● **TASK**:
Pictures do not belong in the copy, so please give every entry below again exactly.

[Start DATA ROWS]

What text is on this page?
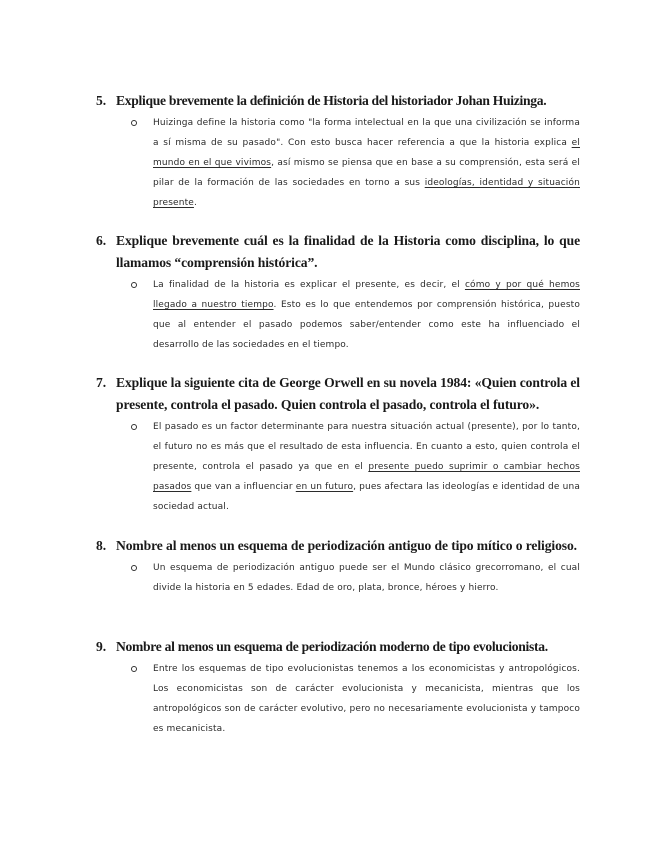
5. Explique brevemente la definición de Historia del historiador Johan Huizinga.
Huizinga define la historia como "la forma intelectual en la que una civilización se informa a sí misma de su pasado". Con esto busca hacer referencia a que la historia explica el mundo en el que vivimos, así mismo se piensa que en base a su comprensión, esta será el pilar de la formación de las sociedades en torno a sus ideologías, identidad y situación presente.
6. Explique brevemente cuál es la finalidad de la Historia como disciplina, lo que llamamos “comprensión histórica”.
La finalidad de la historia es explicar el presente, es decir, el cómo y por qué hemos llegado a nuestro tiempo. Esto es lo que entendemos por comprensión histórica, puesto que al entender el pasado podemos saber/entender como este ha influenciado el desarrollo de las sociedades en el tiempo.
7. Explique la siguiente cita de George Orwell en su novela 1984: «Quien controla el presente, controla el pasado. Quien controla el pasado, controla el futuro».
El pasado es un factor determinante para nuestra situación actual (presente), por lo tanto, el futuro no es más que el resultado de esta influencia. En cuanto a esto, quien controla el presente, controla el pasado ya que en el presente puedo suprimir o cambiar hechos pasados que van a influenciar en un futuro, pues afectara las ideologías e identidad de una sociedad actual.
8. Nombre al menos un esquema de periodización antiguo de tipo mítico o religioso.
Un esquema de periodización antiguo puede ser el Mundo clásico grecorromano, el cual divide la historia en 5 edades. Edad de oro, plata, bronce, héroes y hierro.
9. Nombre al menos un esquema de periodización moderno de tipo evolucionista.
Entre los esquemas de tipo evolucionistas tenemos a los economicistas y antropológicos. Los economicistas son de carácter evolucionista y mecanicista, mientras que los antropológicos son de carácter evolutivo, pero no necesariamente evolucionista y tampoco es mecanicista.
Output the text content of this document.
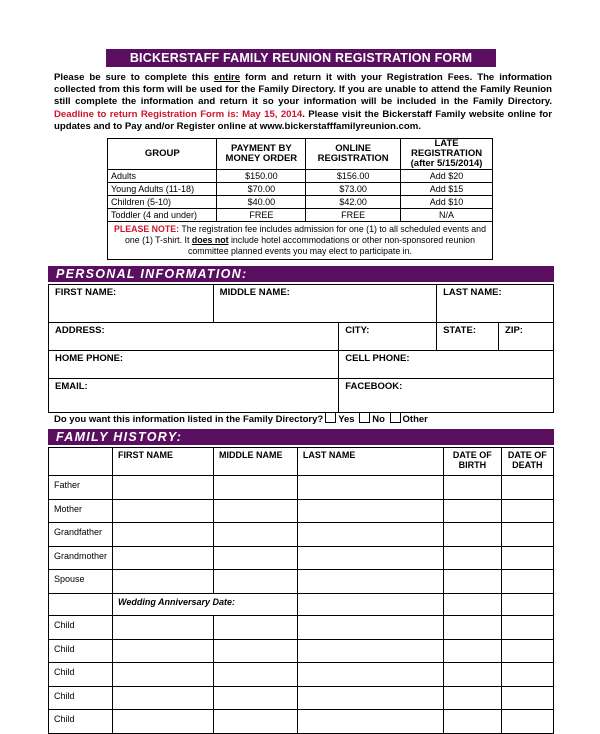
BICKERSTAFF FAMILY REUNION REGISTRATION FORM
Please be sure to complete this entire form and return it with your Registration Fees. The information collected from this form will be used for the Family Directory. If you are unable to attend the Family Reunion still complete the information and return it so your information will be included in the Family Directory. Deadline to return Registration Form is: May 15, 2014. Please visit the Bickerstaff Family website online for updates and to Pay and/or Register online at www.bickerstafffamilyreunion.com.
GROUP	PAYMENT BY MONEY ORDER	ONLINE REGISTRATION	LATE REGISTRATION (after 5/15/2014)
Adults	$150.00	$156.00	Add $20
Young Adults (11-18)	$70.00	$73.00	Add $15
Children (5-10)	$40.00	$42.00	Add $10
Toddler (4 and under)	FREE	FREE	N/A
PLEASE NOTE: The registration fee includes admission for one (1) to all scheduled events and one (1) T-shirt. It does not include hotel accommodations or other non-sponsored reunion committee planned events you may elect to participate in.			
PERSONAL INFORMATION:
FIRST NAME:	MIDDLE NAME:		LAST NAME:	
ADDRESS:		CITY:	STATE:	ZIP:
HOME PHONE:		CELL PHONE:		
EMAIL:		FACEBOOK:		
Do you want this information listed in the Family Directory? Yes No Other
FAMILY HISTORY:
	FIRST NAME	MIDDLE NAME	LAST NAME	DATE OF BIRTH	DATE OF DEATH
Father					
Mother					
Grandfather					
Grandmother					
Spouse					
	Wedding Anniversary Date:				
Child					
Child					
Child					
Child					
Child					
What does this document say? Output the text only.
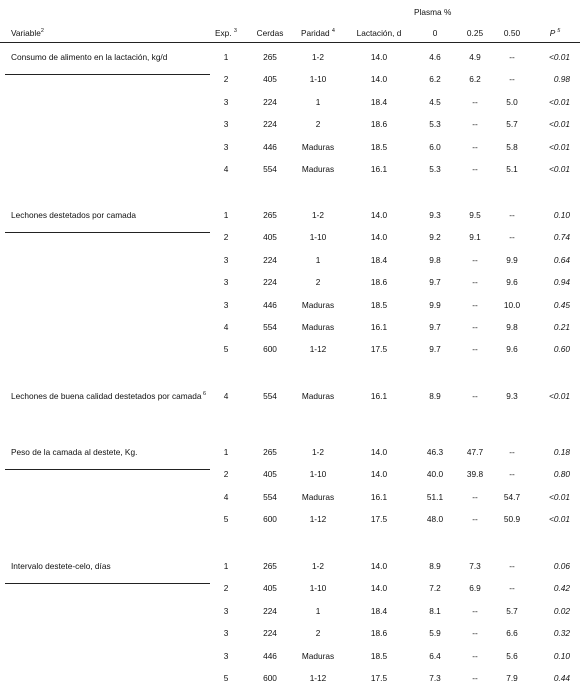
Plasma %
Variable$^2$	Exp. $^3$	Cerdas	Paridad $^4$	Lactación, d	0	0.25	0.50	P $^5$
Consumo de alimento en la lactación, kg/d	1	265	1-2	14.0	4.6	4.9	--	<0.01
2	405	1-10	14.0	6.2	6.2	--	0.98
3	224	1	18.4	4.5	--	5.0	<0.01
3	224	2	18.6	5.3	--	5.7	<0.01
3	446	Maduras	18.5	6.0	--	5.8	<0.01
4	554	Maduras	16.1	5.3	--	5.1	<0.01
Lechones destetados por camada	1	265	1-2	14.0	9.3	9.5	--	0.10
2	405	1-10	14.0	9.2	9.1	--	0.74
3	224	1	18.4	9.8	--	9.9	0.64
3	224	2	18.6	9.7	--	9.6	0.94
3	446	Maduras	18.5	9.9	--	10.0	0.45
4	554	Maduras	16.1	9.7	--	9.8	0.21
5	600	1-12	17.5	9.7	--	9.6	0.60
Lechones de buena calidad destetados por camada $^6$	4	554	Maduras	16.1	8.9	--	9.3	<0.01
Peso de la camada al destete, Kg.	1	265	1-2	14.0	46.3	47.7	--	0.18
2	405	1-10	14.0	40.0	39.8	--	0.80
4	554	Maduras	16.1	51.1	--	54.7	<0.01
5	600	1-12	17.5	48.0	--	50.9	<0.01
Intervalo destete-celo, días	1	265	1-2	14.0	8.9	7.3	--	0.06
2	405	1-10	14.0	7.2	6.9	--	0.42
3	224	1	18.4	8.1	--	5.7	0.02
3	224	2	18.6	5.9	--	6.6	0.32
3	446	Maduras	18.5	6.4	--	5.6	0.10
5	600	1-12	17.5	7.3	--	7.9	0.44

[End DATA ROWS]

● **TASK SOLUTION**:
What text is on this page?
5. Explique brevemente la definición de Historia del historiador Johan Huizinga.
Huizinga define la historia como "la forma intelectual en la que una civilización se informa a sí misma de su pasado". Con esto busca hacer referencia a que la historia explica el mundo en el que vivimos, así mismo se piensa que en base a su comprensión, esta será el pilar de la formación de las sociedades en torno a sus ideologías, identidad y situación presente.
6. Explique brevemente cuál es la finalidad de la Historia como disciplina, lo que llamamos “comprensión histórica”.
La finalidad de la historia es explicar el presente, es decir, el cómo y por qué hemos llegado a nuestro tiempo. Esto es lo que entendemos por comprensión histórica, puesto que al entender el pasado podemos saber/entender como este ha influenciado el desarrollo de las sociedades en el tiempo.
7. Explique la siguiente cita de George Orwell en su novela 1984: «Quien controla el presente, controla el pasado. Quien controla el pasado, controla el futuro».
El pasado es un factor determinante para nuestra situación actual (presente), por lo tanto, el futuro no es más que el resultado de esta influencia. En cuanto a esto, quien controla el presente, controla el pasado ya que en el presente puedo suprimir o cambiar hechos pasados que van a influenciar en un futuro, pues afectara las ideologías e identidad de una sociedad actual.
8. Nombre al menos un esquema de periodización antiguo de tipo mítico o religioso.
Un esquema de periodización antiguo puede ser el Mundo clásico grecorromano, el cual divide la historia en 5 edades. Edad de oro, plata, bronce, héroes y hierro.
9. Nombre al menos un esquema de periodización moderno de tipo evolucionista.
Entre los esquemas de tipo evolucionistas tenemos a los economicistas y antropológicos. Los economicistas son de carácter evolucionista y mecanicista, mientras que los antropológicos son de carácter evolutivo, pero no necesariamente evolucionista y tampoco es mecanicista.
Output the text content of this document.
BICKERSTAFF FAMILY REUNION REGISTRATION FORM
Please be sure to complete this entire form and return it with your Registration Fees. The information collected from this form will be used for the Family Directory. If you are unable to attend the Family Reunion still complete the information and return it so your information will be included in the Family Directory. Deadline to return Registration Form is: May 15, 2014. Please visit the Bickerstaff Family website online for updates and to Pay and/or Register online at www.bickerstafffamilyreunion.com.
GROUP	PAYMENT BY MONEY ORDER	ONLINE REGISTRATION	LATE REGISTRATION (after 5/15/2014)
Adults	$150.00	$156.00	Add $20
Young Adults (11-18)	$70.00	$73.00	Add $15
Children (5-10)	$40.00	$42.00	Add $10
Toddler (4 and under)	FREE	FREE	N/A
PLEASE NOTE: The registration fee includes admission for one (1) to all scheduled events and one (1) T-shirt. It does not include hotel accommodations or other non-sponsored reunion committee planned events you may elect to participate in.			
PERSONAL INFORMATION:
FIRST NAME:	MIDDLE NAME:		LAST NAME:	
ADDRESS:		CITY:	STATE:	ZIP:
HOME PHONE:		CELL PHONE:		
EMAIL:		FACEBOOK:		
Do you want this information listed in the Family Directory? Yes No Other
FAMILY HISTORY:
	FIRST NAME	MIDDLE NAME	LAST NAME	DATE OF BIRTH	DATE OF DEATH
Father					
Mother					
Grandfather					
Grandmother					
Spouse					
	Wedding Anniversary Date:				
Child					
Child					
Child					
Child					
Child					
What does this document say? Output the text only.
Plasma %
Variable$^2$	Exp. $^3$	Cerdas	Paridad $^4$	Lactación, d	0	0.25	0.50	P $^5$
Consumo de alimento en la lactación, kg/d	1	265	1-2	14.0	4.6	4.9	--	<0.01
2	405	1-10	14.0	6.2	6.2	--	0.98
3	224	1	18.4	4.5	--	5.0	<0.01
3	224	2	18.6	5.3	--	5.7	<0.01
3	446	Maduras	18.5	6.0	--	5.8	<0.01
4	554	Maduras	16.1	5.3	--	5.1	<0.01
Lechones destetados por camada	1	265	1-2	14.0	9.3	9.5	--	0.10
2	405	1-10	14.0	9.2	9.1	--	0.74
3	224	1	18.4	9.8	--	9.9	0.64
3	224	2	18.6	9.7	--	9.6	0.94
3	446	Maduras	18.5	9.9	--	10.0	0.45
4	554	Maduras	16.1	9.7	--	9.8	0.21
5	600	1-12	17.5	9.7	--	9.6	0.60
Lechones de buena calidad destetados por camada $^6$	4	554	Maduras	16.1	8.9	--	9.3	<0.01
Peso de la camada al destete, Kg.	1	265	1-2	14.0	46.3	47.7	--	0.18
2	405	1-10	14.0	40.0	39.8	--	0.80
4	554	Maduras	16.1	51.1	--	54.7	<0.01
5	600	1-12	17.5	48.0	--	50.9	<0.01
Intervalo destete-celo, días	1	265	1-2	14.0	8.9	7.3	--	0.06
2	405	1-10	14.0	7.2	6.9	--	0.42
3	224	1	18.4	8.1	--	5.7	0.02
3	224	2	18.6	5.9	--	6.6	0.32
3	446	Maduras	18.5	6.4	--	5.6	0.10
5	600	1-12	17.5	7.3	--	7.9	0.44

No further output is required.